* _Stated exercise_
Keep the pictures out of the copy and print all the entries below exactly.

* _Data records_
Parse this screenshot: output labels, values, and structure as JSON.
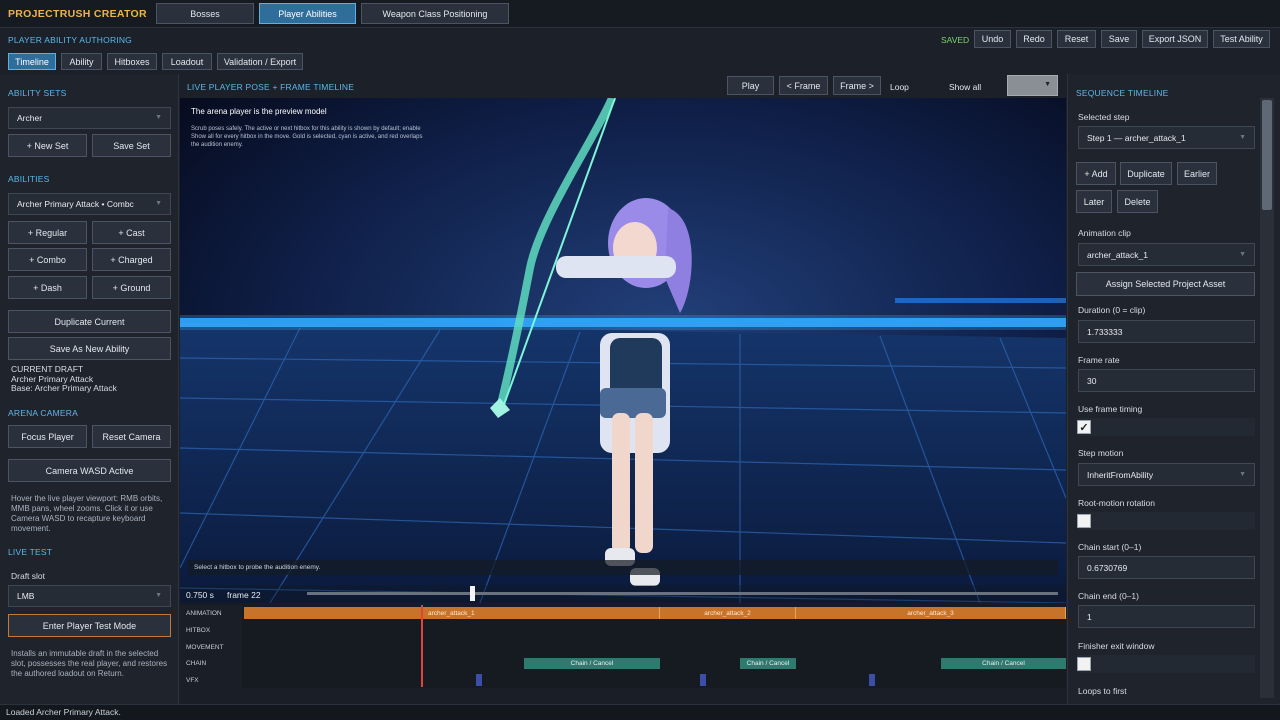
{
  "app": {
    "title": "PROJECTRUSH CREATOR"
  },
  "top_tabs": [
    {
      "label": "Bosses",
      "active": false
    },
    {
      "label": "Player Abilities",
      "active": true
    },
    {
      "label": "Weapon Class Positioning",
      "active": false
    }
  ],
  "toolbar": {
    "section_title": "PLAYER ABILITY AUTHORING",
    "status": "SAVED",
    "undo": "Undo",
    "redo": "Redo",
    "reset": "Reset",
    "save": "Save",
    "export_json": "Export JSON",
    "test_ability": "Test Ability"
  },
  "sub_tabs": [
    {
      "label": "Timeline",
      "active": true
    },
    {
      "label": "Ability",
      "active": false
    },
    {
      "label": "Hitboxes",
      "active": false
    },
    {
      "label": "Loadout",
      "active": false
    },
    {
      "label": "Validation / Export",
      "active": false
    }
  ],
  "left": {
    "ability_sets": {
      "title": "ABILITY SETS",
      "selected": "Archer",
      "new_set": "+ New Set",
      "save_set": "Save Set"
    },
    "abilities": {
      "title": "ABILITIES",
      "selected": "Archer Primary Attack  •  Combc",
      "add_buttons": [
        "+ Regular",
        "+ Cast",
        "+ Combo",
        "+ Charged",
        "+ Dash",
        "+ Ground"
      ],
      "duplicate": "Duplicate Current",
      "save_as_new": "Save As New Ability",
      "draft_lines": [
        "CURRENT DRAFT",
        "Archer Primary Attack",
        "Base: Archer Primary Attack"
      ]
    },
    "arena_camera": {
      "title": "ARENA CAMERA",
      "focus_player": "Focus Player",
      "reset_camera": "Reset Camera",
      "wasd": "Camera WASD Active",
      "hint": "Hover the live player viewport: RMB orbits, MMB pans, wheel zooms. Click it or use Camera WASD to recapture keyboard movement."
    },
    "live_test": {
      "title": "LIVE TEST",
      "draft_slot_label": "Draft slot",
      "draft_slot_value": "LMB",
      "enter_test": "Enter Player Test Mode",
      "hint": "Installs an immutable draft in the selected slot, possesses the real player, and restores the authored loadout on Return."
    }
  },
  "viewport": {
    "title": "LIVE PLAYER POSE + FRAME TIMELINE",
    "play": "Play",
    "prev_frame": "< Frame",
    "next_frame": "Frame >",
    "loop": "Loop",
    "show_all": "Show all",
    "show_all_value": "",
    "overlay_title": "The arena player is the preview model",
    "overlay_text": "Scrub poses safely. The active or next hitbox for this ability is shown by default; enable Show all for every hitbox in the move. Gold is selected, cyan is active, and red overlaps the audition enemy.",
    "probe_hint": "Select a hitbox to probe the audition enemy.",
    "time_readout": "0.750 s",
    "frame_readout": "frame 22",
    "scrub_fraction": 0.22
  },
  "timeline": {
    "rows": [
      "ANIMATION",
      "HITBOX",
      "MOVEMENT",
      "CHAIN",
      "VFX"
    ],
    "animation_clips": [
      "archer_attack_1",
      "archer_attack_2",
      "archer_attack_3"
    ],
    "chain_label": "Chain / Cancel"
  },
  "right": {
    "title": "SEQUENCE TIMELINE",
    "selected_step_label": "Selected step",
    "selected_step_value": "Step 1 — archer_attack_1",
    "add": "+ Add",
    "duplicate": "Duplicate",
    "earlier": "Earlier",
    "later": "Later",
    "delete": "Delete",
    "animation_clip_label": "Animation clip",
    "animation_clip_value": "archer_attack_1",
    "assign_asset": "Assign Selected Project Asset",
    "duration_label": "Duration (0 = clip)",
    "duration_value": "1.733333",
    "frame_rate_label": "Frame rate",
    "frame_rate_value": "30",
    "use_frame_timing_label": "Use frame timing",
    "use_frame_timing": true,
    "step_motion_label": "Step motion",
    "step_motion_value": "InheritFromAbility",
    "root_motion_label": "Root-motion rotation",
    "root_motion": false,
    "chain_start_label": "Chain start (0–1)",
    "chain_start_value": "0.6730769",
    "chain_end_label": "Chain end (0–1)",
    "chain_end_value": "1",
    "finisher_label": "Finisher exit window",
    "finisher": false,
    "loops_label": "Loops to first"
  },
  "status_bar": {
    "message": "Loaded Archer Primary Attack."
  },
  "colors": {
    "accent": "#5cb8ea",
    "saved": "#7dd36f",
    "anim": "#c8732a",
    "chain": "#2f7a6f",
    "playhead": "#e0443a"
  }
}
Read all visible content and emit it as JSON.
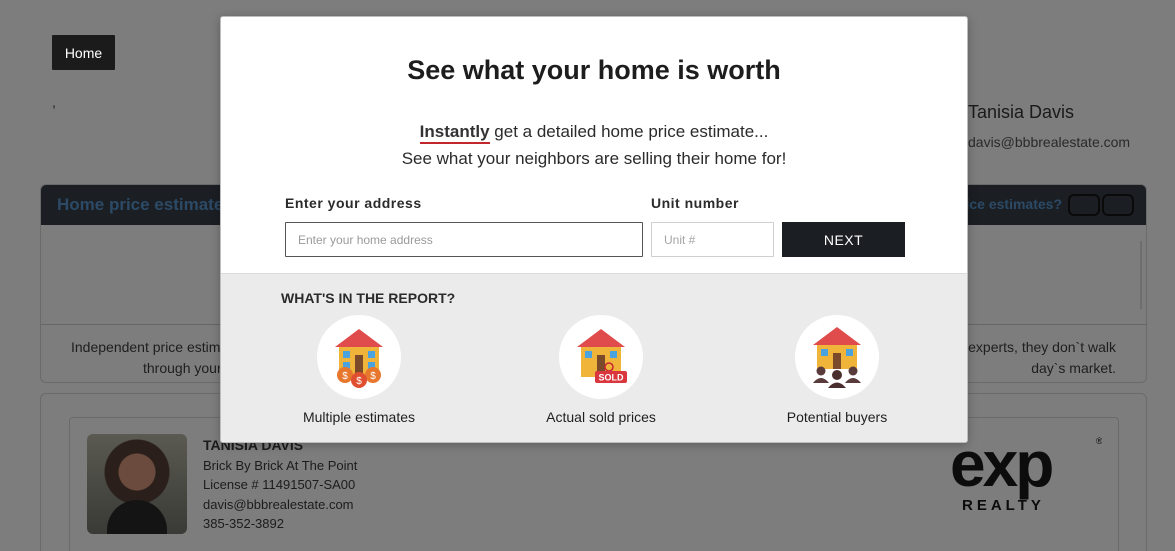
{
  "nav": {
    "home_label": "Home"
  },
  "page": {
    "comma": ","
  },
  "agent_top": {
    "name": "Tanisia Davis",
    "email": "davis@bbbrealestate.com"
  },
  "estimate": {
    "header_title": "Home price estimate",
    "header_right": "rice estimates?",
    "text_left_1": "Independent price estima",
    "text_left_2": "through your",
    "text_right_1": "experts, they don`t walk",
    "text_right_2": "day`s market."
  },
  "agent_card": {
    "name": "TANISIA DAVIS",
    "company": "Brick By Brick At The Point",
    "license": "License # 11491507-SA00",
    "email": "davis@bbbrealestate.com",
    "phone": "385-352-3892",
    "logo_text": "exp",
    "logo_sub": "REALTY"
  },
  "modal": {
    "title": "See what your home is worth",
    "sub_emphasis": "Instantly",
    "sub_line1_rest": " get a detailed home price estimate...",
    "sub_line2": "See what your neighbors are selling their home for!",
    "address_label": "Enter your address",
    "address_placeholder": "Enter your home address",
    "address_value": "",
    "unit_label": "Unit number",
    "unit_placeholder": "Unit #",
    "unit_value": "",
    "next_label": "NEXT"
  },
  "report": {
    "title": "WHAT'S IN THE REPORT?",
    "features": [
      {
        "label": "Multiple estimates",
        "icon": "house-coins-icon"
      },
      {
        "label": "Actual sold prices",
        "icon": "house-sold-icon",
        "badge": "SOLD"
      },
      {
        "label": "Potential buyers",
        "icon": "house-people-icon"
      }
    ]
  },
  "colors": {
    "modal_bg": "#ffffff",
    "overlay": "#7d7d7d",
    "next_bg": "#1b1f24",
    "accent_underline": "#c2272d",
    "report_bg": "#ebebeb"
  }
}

* _Worked solution_
Parse this screenshot: output labels, values, and structure as JSON.
{
  "app": {
    "title": "PROJECTRUSH CREATOR"
  },
  "top_tabs": [
    {
      "label": "Bosses",
      "active": false
    },
    {
      "label": "Player Abilities",
      "active": true
    },
    {
      "label": "Weapon Class Positioning",
      "active": false
    }
  ],
  "toolbar": {
    "section_title": "PLAYER ABILITY AUTHORING",
    "status": "SAVED",
    "undo": "Undo",
    "redo": "Redo",
    "reset": "Reset",
    "save": "Save",
    "export_json": "Export JSON",
    "test_ability": "Test Ability"
  },
  "sub_tabs": [
    {
      "label": "Timeline",
      "active": true
    },
    {
      "label": "Ability",
      "active": false
    },
    {
      "label": "Hitboxes",
      "active": false
    },
    {
      "label": "Loadout",
      "active": false
    },
    {
      "label": "Validation / Export",
      "active": false
    }
  ],
  "left": {
    "ability_sets": {
      "title": "ABILITY SETS",
      "selected": "Archer",
      "new_set": "+ New Set",
      "save_set": "Save Set"
    },
    "abilities": {
      "title": "ABILITIES",
      "selected": "Archer Primary Attack  •  Combc",
      "add_buttons": [
        "+ Regular",
        "+ Cast",
        "+ Combo",
        "+ Charged",
        "+ Dash",
        "+ Ground"
      ],
      "duplicate": "Duplicate Current",
      "save_as_new": "Save As New Ability",
      "draft_lines": [
        "CURRENT DRAFT",
        "Archer Primary Attack",
        "Base: Archer Primary Attack"
      ]
    },
    "arena_camera": {
      "title": "ARENA CAMERA",
      "focus_player": "Focus Player",
      "reset_camera": "Reset Camera",
      "wasd": "Camera WASD Active",
      "hint": "Hover the live player viewport: RMB orbits, MMB pans, wheel zooms. Click it or use Camera WASD to recapture keyboard movement."
    },
    "live_test": {
      "title": "LIVE TEST",
      "draft_slot_label": "Draft slot",
      "draft_slot_value": "LMB",
      "enter_test": "Enter Player Test Mode",
      "hint": "Installs an immutable draft in the selected slot, possesses the real player, and restores the authored loadout on Return."
    }
  },
  "viewport": {
    "title": "LIVE PLAYER POSE + FRAME TIMELINE",
    "play": "Play",
    "prev_frame": "< Frame",
    "next_frame": "Frame >",
    "loop": "Loop",
    "show_all": "Show all",
    "show_all_value": "",
    "overlay_title": "The arena player is the preview model",
    "overlay_text": "Scrub poses safely. The active or next hitbox for this ability is shown by default; enable Show all for every hitbox in the move. Gold is selected, cyan is active, and red overlaps the audition enemy.",
    "probe_hint": "Select a hitbox to probe the audition enemy.",
    "time_readout": "0.750 s",
    "frame_readout": "frame 22",
    "scrub_fraction": 0.22
  },
  "timeline": {
    "rows": [
      "ANIMATION",
      "HITBOX",
      "MOVEMENT",
      "CHAIN",
      "VFX"
    ],
    "animation_clips": [
      "archer_attack_1",
      "archer_attack_2",
      "archer_attack_3"
    ],
    "chain_label": "Chain / Cancel"
  },
  "right": {
    "title": "SEQUENCE TIMELINE",
    "selected_step_label": "Selected step",
    "selected_step_value": "Step 1 — archer_attack_1",
    "add": "+ Add",
    "duplicate": "Duplicate",
    "earlier": "Earlier",
    "later": "Later",
    "delete": "Delete",
    "animation_clip_label": "Animation clip",
    "animation_clip_value": "archer_attack_1",
    "assign_asset": "Assign Selected Project Asset",
    "duration_label": "Duration (0 = clip)",
    "duration_value": "1.733333",
    "frame_rate_label": "Frame rate",
    "frame_rate_value": "30",
    "use_frame_timing_label": "Use frame timing",
    "use_frame_timing": true,
    "step_motion_label": "Step motion",
    "step_motion_value": "InheritFromAbility",
    "root_motion_label": "Root-motion rotation",
    "root_motion": false,
    "chain_start_label": "Chain start (0–1)",
    "chain_start_value": "0.6730769",
    "chain_end_label": "Chain end (0–1)",
    "chain_end_value": "1",
    "finisher_label": "Finisher exit window",
    "finisher": false,
    "loops_label": "Loops to first"
  },
  "status_bar": {
    "message": "Loaded Archer Primary Attack."
  },
  "colors": {
    "accent": "#5cb8ea",
    "saved": "#7dd36f",
    "anim": "#c8732a",
    "chain": "#2f7a6f",
    "playhead": "#e0443a"
  }
}
Read all visible content and emit it as JSON.
{
  "nav": {
    "home_label": "Home"
  },
  "page": {
    "comma": ","
  },
  "agent_top": {
    "name": "Tanisia Davis",
    "email": "davis@bbbrealestate.com"
  },
  "estimate": {
    "header_title": "Home price estimate",
    "header_right": "rice estimates?",
    "text_left_1": "Independent price estima",
    "text_left_2": "through your",
    "text_right_1": "experts, they don`t walk",
    "text_right_2": "day`s market."
  },
  "agent_card": {
    "name": "TANISIA DAVIS",
    "company": "Brick By Brick At The Point",
    "license": "License # 11491507-SA00",
    "email": "davis@bbbrealestate.com",
    "phone": "385-352-3892",
    "logo_text": "exp",
    "logo_sub": "REALTY"
  },
  "modal": {
    "title": "See what your home is worth",
    "sub_emphasis": "Instantly",
    "sub_line1_rest": " get a detailed home price estimate...",
    "sub_line2": "See what your neighbors are selling their home for!",
    "address_label": "Enter your address",
    "address_placeholder": "Enter your home address",
    "address_value": "",
    "unit_label": "Unit number",
    "unit_placeholder": "Unit #",
    "unit_value": "",
    "next_label": "NEXT"
  },
  "report": {
    "title": "WHAT'S IN THE REPORT?",
    "features": [
      {
        "label": "Multiple estimates",
        "icon": "house-coins-icon"
      },
      {
        "label": "Actual sold prices",
        "icon": "house-sold-icon",
        "badge": "SOLD"
      },
      {
        "label": "Potential buyers",
        "icon": "house-people-icon"
      }
    ]
  },
  "colors": {
    "modal_bg": "#ffffff",
    "overlay": "#7d7d7d",
    "next_bg": "#1b1f24",
    "accent_underline": "#c2272d",
    "report_bg": "#ebebeb"
  }
}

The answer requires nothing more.